++++ ENTRIES SUPPLIED ++++

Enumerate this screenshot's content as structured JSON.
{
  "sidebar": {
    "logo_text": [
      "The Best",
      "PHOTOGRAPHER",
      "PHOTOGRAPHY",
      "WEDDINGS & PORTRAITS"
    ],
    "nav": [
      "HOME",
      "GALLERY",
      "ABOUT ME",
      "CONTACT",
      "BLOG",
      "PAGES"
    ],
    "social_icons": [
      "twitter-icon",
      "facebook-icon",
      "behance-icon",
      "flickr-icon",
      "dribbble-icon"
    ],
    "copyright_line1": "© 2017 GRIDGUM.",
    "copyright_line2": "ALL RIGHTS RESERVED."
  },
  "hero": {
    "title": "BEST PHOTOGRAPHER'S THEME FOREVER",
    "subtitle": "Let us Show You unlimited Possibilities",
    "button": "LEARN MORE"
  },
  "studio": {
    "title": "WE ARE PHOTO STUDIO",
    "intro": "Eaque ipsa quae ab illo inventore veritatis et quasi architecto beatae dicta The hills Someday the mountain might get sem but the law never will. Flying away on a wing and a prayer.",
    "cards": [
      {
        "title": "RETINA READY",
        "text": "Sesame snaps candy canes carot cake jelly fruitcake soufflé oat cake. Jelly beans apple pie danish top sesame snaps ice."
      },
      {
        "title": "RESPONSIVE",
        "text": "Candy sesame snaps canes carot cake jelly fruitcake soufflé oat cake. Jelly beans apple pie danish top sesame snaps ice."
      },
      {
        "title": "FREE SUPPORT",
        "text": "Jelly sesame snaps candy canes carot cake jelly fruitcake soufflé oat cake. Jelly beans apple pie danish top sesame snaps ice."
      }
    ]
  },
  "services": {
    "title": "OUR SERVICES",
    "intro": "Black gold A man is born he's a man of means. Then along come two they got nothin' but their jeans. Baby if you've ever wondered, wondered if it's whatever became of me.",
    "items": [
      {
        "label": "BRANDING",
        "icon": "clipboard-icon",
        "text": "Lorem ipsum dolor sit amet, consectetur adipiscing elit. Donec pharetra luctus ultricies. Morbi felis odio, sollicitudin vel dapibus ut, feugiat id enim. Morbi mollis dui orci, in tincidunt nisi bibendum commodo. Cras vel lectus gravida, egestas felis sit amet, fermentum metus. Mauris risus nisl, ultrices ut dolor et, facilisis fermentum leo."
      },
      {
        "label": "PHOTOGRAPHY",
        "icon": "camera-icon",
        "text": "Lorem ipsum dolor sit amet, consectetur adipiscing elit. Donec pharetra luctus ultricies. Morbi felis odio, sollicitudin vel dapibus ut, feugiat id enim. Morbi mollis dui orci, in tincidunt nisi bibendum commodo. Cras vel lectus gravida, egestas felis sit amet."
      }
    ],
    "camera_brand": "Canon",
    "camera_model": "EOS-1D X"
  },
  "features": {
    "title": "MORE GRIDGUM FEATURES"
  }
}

++++

■ STATED TASK ■
Look for the word "jelly" in every line of the listing and copy the lines that have it.

■ WRITTEN SOLUTION ■
        "text": "Sesame snaps candy canes carot cake jelly fruitcake soufflé oat cake. Jelly beans apple pie danish top sesame snaps ice."
        "text": "Candy sesame snaps canes carot cake jelly fruitcake soufflé oat cake. Jelly beans apple pie danish top sesame snaps ice."
        "text": "Jelly sesame snaps candy canes carot cake jelly fruitcake soufflé oat cake. Jelly beans apple pie danish top sesame snaps ice."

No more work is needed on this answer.